Write each of the following lines as one string in a JSON list, skipping blank lines and leaving out the pictures.

● EXERCISE MATERIAL:
begin

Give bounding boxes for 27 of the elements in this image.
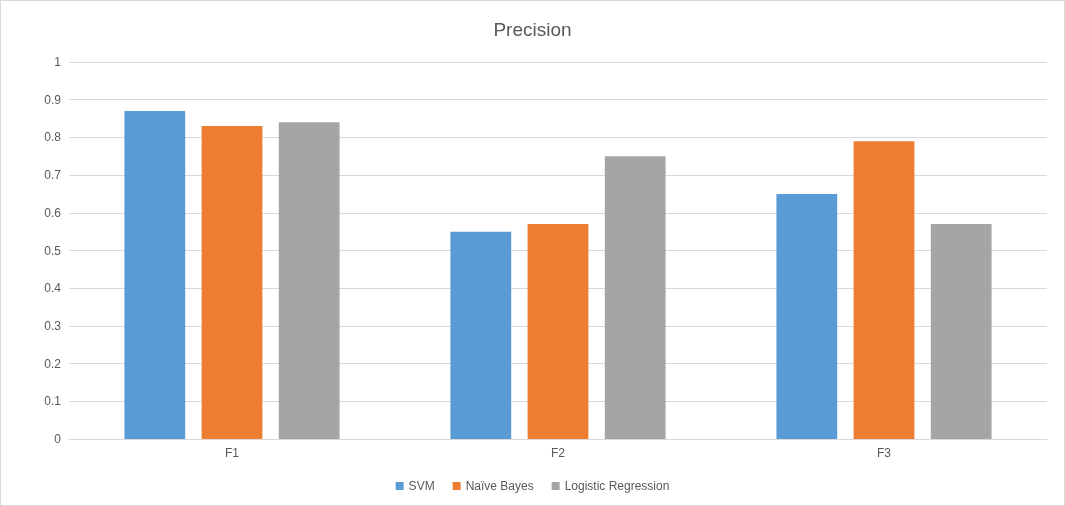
y-tick-label: 0 — [54, 432, 62, 446]
bar — [604, 156, 666, 439]
bar — [278, 122, 340, 439]
y-tick-label: 0.6 — [44, 205, 62, 220]
x-tick-label: F3 — [876, 446, 892, 460]
bar — [201, 126, 263, 439]
legend-label: Naïve Bayes — [465, 479, 534, 493]
y-tick-label: 0.9 — [44, 92, 62, 107]
bar — [853, 141, 915, 439]
x-tick-label: F1 — [224, 446, 240, 460]
y-tick-label: 0.3 — [44, 318, 62, 333]
bar — [450, 231, 512, 439]
y-tick-label: 0.7 — [44, 168, 62, 183]
y-tick-label: 0.8 — [44, 130, 62, 145]
y-tick-label: 0.5 — [44, 243, 62, 258]
bar — [930, 224, 992, 439]
y-tick-label: 0.2 — [44, 356, 62, 371]
x-tick-label: F2 — [550, 446, 566, 460]
bar — [124, 111, 186, 439]
y-tick-label: 0.1 — [44, 394, 62, 409]
y-tick-label: 0.4 — [44, 281, 62, 296]
legend-label: SVM — [408, 479, 435, 493]
legend-label: Logistic Regression — [564, 479, 670, 493]
chart-title: Precision — [493, 19, 572, 40]
y-tick-label: 1 — [54, 55, 62, 69]
bar — [776, 193, 838, 439]
bar — [527, 224, 589, 439]
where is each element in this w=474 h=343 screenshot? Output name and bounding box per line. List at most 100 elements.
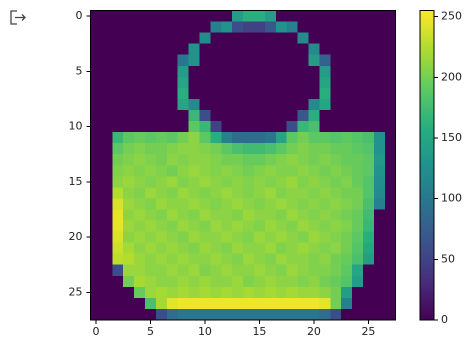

end

● RESPONSE:
[
  "Give bounding boxes for 27 of the elements in this image.",
  "y-tick-label: 0 — [54, 432, 62, 446]",
  "bar — [604, 156, 666, 439]",
  "bar — [278, 122, 340, 439]",
  "y-tick-label: 0.6 — [44, 205, 62, 220]",
  "x-tick-label: F3 — [876, 446, 892, 460]",
  "bar — [201, 126, 263, 439]",
  "legend-label: Naïve Bayes — [465, 479, 534, 493]",
  "y-tick-label: 0.9 — [44, 92, 62, 107]",
  "bar — [853, 141, 915, 439]",
  "x-tick-label: F1 — [224, 446, 240, 460]",
  "y-tick-label: 0.3 — [44, 318, 62, 333]",
  "bar — [450, 231, 512, 439]",
  "y-tick-label: 0.7 — [44, 168, 62, 183]",
  "y-tick-label: 0.8 — [44, 130, 62, 145]",
  "y-tick-label: 0.5 — [44, 243, 62, 258]",
  "bar — [930, 224, 992, 439]",
  "y-tick-label: 0.2 — [44, 356, 62, 371]",
  "x-tick-label: F2 — [550, 446, 566, 460]",
  "bar — [124, 111, 186, 439]",
  "y-tick-label: 0.1 — [44, 394, 62, 409]",
  "y-tick-label: 0.4 — [44, 281, 62, 296]",
  "legend-label: SVM — [408, 479, 435, 493]",
  "legend-label: Logistic Regression — [564, 479, 670, 493]",
  "chart-title: Precision — [493, 19, 572, 40]",
  "y-tick-label: 1 — [54, 55, 62, 69]",
  "bar — [776, 193, 838, 439]",
  "bar — [527, 224, 589, 439]",
  "where is each element in this w=474 h=343 screenshot? Output name and bounding box per line. List at most 100 elements."
]